== WORK ITEM ==
Write what comes next in the personal essay below about joining the Medical College of Wisconsin class of 2024, picking up after its last sentence.

== TEXT UNDER STUDY ==
When I was granted the opportunity to join the class of 2024 at the Medical College of Wisconsin, I decided I was going to own this experience. I made the conscious decision to be transparent about my personal and academic struggles, my feelings of ineptness and, most importantly, my intentionality about using my voice as a vehicle to speak for the disenfranchised. Moreover, I desired to utilize the uniqueness of my physical presence to be there for those seeking racial, socioeconomic and/or gender congruence in their aspirations. Being in the racially distinct faction, as a student, was no longer shocking to me, it was the anticipated norm. What I did find resounding was the glaring lack of visible support for Black students at one of the largest teaching hospitals in the state of Wisconsin. A campus with an ever-expanding and commanding presence directly adjacent to the city of Milwaukee, which is nationally referenced as one of the most segregated cities in the United States, and consistently leads the nation in having the largest race-based disparities in health, wealth, and incarceration rates.

Stored items from a collection
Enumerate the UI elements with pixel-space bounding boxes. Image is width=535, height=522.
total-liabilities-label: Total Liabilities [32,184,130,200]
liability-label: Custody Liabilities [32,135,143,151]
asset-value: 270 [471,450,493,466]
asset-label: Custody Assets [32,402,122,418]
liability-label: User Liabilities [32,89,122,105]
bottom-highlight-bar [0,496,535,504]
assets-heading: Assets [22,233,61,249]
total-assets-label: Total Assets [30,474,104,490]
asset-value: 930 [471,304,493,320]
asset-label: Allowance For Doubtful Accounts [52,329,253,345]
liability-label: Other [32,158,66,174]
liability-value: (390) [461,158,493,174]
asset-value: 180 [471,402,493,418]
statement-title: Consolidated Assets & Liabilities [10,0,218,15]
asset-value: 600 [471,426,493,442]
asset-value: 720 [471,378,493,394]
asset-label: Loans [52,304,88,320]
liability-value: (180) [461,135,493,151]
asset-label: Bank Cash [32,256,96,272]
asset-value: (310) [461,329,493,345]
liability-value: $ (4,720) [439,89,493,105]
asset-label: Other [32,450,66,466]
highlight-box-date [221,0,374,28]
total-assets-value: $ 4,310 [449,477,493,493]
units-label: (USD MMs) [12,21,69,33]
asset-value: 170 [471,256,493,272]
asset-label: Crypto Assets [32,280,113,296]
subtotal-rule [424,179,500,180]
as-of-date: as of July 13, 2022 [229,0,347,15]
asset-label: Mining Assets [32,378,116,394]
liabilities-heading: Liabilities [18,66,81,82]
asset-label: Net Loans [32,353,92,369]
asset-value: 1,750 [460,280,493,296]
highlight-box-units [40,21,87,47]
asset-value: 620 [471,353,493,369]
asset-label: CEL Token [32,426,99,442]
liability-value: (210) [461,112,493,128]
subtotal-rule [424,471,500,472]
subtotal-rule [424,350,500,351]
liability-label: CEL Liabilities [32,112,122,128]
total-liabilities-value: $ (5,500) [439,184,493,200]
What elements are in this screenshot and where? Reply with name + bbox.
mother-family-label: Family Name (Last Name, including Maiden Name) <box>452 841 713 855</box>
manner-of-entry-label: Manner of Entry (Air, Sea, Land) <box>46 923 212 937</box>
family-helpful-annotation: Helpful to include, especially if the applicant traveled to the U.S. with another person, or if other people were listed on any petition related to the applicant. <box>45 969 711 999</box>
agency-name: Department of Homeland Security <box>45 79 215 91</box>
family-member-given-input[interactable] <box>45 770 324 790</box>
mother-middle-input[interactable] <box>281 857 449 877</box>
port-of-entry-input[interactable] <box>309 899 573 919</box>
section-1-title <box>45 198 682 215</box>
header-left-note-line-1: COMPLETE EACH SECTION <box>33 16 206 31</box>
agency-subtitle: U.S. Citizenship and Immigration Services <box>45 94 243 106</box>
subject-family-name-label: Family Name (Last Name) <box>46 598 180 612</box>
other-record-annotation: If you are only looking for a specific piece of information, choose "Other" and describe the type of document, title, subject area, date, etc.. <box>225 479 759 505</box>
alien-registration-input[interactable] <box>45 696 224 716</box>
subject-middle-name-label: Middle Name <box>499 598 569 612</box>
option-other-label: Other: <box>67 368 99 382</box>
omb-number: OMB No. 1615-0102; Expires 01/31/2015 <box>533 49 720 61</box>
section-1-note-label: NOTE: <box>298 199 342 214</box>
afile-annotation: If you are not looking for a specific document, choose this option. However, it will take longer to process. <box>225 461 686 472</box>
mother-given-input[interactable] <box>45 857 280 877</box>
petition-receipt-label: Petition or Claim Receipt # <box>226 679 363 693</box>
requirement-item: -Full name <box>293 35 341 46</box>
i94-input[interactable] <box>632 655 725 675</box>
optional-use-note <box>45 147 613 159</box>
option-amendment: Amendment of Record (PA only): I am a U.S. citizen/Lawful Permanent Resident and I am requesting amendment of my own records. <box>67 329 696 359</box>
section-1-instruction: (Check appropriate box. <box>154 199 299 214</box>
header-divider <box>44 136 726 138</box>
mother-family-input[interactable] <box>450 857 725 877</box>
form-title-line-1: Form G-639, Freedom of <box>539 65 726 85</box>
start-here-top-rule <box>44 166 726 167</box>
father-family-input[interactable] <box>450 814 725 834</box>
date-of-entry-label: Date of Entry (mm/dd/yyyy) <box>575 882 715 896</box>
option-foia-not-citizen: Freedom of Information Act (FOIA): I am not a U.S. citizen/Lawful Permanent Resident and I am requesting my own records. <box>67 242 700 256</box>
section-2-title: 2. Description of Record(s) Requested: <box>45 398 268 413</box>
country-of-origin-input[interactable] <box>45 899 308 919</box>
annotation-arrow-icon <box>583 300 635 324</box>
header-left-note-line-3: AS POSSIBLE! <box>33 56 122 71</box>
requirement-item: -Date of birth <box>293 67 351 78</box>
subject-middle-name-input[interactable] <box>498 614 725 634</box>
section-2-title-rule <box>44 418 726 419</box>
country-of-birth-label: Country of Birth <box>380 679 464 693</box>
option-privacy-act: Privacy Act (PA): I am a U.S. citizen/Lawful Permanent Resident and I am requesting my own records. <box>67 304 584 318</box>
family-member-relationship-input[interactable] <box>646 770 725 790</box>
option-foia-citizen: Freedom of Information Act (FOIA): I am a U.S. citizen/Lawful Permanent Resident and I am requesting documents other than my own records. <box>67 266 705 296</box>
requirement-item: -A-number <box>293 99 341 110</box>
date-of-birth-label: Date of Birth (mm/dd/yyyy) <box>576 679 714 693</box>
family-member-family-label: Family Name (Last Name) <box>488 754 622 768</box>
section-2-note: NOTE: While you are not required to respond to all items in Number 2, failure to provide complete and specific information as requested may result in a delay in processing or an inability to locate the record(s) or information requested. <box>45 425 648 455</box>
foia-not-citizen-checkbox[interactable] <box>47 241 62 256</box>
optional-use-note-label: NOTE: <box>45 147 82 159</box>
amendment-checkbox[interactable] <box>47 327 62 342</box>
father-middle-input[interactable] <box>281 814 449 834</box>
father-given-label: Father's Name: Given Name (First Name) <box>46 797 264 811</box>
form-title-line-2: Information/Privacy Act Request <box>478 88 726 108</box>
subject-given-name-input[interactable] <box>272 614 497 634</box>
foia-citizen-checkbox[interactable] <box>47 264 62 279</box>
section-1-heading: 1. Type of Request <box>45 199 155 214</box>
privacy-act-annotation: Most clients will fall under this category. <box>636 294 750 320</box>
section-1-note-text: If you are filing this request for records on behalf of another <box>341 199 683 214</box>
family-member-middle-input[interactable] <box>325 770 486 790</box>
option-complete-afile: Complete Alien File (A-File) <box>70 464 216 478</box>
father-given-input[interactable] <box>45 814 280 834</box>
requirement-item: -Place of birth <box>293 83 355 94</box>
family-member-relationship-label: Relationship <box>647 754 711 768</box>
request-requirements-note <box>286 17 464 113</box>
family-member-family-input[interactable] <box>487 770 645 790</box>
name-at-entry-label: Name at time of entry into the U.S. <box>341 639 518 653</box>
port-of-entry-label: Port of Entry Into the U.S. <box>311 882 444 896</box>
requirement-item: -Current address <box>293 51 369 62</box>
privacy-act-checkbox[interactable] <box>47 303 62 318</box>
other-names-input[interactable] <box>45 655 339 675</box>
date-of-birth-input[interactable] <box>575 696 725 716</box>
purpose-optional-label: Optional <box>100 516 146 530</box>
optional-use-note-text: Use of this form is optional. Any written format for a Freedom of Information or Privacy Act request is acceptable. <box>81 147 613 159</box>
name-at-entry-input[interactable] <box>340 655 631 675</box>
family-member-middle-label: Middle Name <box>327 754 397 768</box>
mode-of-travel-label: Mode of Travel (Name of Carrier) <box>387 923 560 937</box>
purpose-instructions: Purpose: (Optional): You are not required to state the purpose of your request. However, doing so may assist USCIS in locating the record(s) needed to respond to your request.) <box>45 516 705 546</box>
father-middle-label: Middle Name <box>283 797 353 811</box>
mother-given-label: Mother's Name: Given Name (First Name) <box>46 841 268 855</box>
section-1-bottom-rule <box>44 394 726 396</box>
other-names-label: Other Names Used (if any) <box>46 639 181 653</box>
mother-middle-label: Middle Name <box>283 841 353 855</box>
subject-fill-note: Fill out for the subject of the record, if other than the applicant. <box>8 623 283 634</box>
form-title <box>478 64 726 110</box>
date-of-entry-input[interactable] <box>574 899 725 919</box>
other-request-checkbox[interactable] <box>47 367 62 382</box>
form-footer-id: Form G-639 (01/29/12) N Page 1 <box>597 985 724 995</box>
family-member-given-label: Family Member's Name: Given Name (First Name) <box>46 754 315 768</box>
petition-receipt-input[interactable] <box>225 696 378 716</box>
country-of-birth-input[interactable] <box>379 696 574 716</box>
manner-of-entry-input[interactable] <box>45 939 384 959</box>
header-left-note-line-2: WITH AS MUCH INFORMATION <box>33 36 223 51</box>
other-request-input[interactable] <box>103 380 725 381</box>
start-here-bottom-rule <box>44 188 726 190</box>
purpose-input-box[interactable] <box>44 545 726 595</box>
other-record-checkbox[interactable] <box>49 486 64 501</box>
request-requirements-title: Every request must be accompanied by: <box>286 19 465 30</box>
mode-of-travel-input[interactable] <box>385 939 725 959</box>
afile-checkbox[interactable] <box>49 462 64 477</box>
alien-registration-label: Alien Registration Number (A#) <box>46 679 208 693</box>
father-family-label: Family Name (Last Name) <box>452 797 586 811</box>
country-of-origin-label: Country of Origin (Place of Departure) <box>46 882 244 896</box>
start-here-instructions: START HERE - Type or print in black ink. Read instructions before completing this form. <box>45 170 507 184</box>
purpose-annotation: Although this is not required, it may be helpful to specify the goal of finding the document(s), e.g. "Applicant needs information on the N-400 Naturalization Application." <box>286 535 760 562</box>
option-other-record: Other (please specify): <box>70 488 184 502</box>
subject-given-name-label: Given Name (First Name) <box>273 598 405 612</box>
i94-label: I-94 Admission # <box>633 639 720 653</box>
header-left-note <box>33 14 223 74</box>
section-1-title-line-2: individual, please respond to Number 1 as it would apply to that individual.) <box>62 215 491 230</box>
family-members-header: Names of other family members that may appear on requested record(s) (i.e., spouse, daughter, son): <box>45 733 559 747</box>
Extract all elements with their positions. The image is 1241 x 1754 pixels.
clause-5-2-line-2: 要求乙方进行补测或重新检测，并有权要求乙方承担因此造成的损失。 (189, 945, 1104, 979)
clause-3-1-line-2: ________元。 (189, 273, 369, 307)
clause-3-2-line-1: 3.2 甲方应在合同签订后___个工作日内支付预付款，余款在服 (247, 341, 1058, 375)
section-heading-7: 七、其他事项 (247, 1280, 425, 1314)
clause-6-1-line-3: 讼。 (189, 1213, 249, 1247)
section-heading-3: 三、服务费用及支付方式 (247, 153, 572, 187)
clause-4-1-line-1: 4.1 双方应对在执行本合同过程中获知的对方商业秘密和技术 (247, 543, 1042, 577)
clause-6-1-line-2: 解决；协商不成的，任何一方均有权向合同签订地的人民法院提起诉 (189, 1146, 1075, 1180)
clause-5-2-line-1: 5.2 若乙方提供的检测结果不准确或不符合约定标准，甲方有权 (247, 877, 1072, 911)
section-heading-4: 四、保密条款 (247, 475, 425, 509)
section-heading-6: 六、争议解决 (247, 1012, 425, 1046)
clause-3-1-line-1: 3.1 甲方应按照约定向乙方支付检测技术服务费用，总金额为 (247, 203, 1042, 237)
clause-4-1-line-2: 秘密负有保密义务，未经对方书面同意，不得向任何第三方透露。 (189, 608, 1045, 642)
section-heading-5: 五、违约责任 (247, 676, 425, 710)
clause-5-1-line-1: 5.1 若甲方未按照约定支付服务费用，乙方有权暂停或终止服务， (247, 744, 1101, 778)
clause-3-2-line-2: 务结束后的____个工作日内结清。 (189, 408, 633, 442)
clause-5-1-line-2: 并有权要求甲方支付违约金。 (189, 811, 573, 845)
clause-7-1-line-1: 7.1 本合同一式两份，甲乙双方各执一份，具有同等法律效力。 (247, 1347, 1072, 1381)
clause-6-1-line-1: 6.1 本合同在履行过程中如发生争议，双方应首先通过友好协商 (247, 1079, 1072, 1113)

== OUTPUT ==
During my first year of medical school, I was introduced to a parade of PhDs and MDs who were facilitating my education, yet only one of them (Dr. Erica Arrington) looked like me. Prior to starting school, I read about well-established mentorship programs in place at numerous institutions that are targeted to help Black students thrive. There was, however, nothing in place here at MCW. Although I did not see a tangible support network for Black students at MCW - except for a small number of individuals (Dr. Jennifer McIntosh, Jean Mallett, Dr. Cassie Ferguson, Dr. Michael Levas, Dr. Greer Jordan, Dr. Marty Muntz and Dr. Malika Siker), I refused to believe there was no interest in its erection. Similarly, I refused to believe that, a hospital that cares for a largely impoverished and disadvantaged population, where many of its children were born, was a hospital that did not care to support the success of its future Black physicians in training. Furthermore, I refused to believe that, an institution that welcomes over 200 students each year (albeit only 4% are Black) did not have a proactive committee to offer resources and refuge to students who found themselves on academic probation - the frightening place I was in at the conclusion of my first semester at UW-Madison. I refused to believe that absolutely no one, within administration, faculty, or staff had a genuine concern about the mental health and well-being of Black students.

Despite the daunting data and the countless conversations with my Black student colleagues surrounding feelings of isolation, frustration, and powerlessness, I am glad I held on to my skepticism. Through our activism and advocacy, we have been introduced to a village of physicians, administrators, staff, and non-Black students who have tremendous concerns about the deficiency of a culture that ensures the support and success of Black students. Through my student leadership roles, I have discovered a team of individuals that have launched a collective effort on shifting the paradigm at MCW built around anti-racist directives. There is a community at MCW that works tirelessly, while facing insurmountable organizational hurdles, against the structural inequalities that are systemically designed to perpetuate the failure of Black students that choose to enroll at MCW based on the advertised supportive nature of the program.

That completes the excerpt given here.